_DATA ENTRIES_:
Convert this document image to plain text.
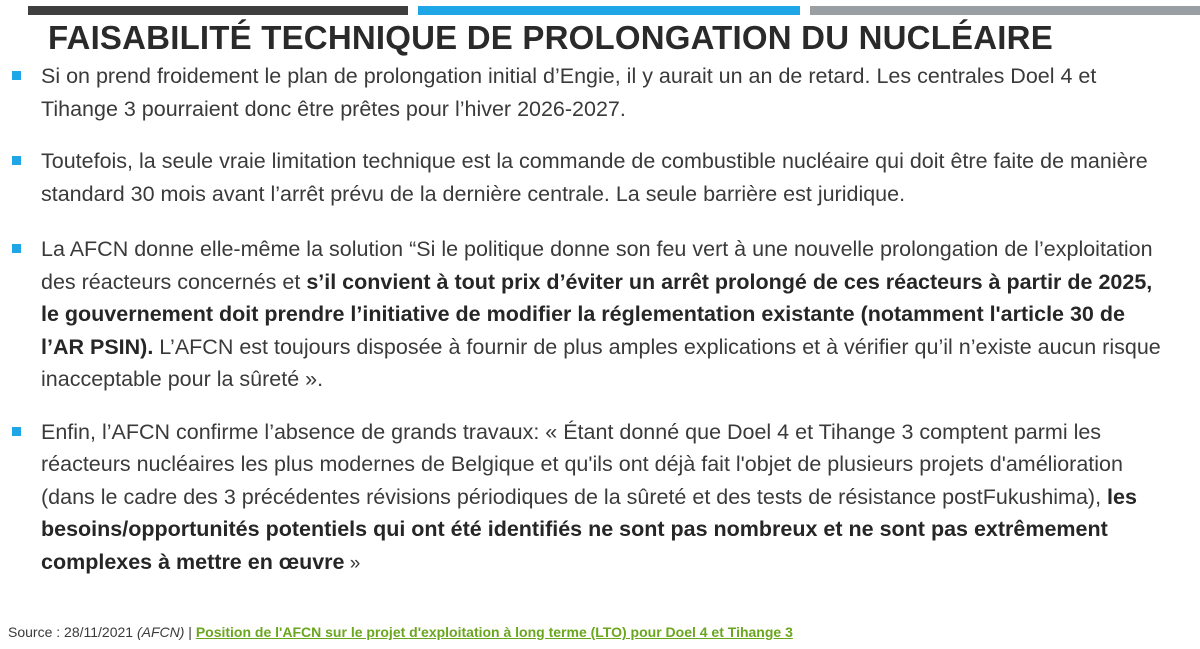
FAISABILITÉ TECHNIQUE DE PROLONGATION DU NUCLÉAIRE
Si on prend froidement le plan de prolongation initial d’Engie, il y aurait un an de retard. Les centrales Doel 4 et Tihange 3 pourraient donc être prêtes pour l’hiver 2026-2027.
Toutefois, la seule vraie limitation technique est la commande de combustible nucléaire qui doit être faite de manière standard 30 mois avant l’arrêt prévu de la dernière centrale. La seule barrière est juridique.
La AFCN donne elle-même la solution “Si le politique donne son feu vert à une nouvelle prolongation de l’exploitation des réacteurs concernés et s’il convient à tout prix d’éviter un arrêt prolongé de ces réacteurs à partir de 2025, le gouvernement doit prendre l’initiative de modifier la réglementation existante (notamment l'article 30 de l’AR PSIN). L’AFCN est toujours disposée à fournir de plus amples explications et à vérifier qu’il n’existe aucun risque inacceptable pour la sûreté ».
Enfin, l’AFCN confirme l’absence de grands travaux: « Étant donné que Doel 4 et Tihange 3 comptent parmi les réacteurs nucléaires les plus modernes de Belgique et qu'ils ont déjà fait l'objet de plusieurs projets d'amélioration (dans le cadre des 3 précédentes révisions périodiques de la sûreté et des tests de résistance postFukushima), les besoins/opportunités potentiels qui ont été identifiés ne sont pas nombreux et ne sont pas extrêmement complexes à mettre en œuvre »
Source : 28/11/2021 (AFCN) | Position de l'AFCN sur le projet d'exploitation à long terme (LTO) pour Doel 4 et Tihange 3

_EXERCISE_: Say how many lines in the entries contain the string "être", and say nothing else.

_EXERCISE RESPONSE_: 2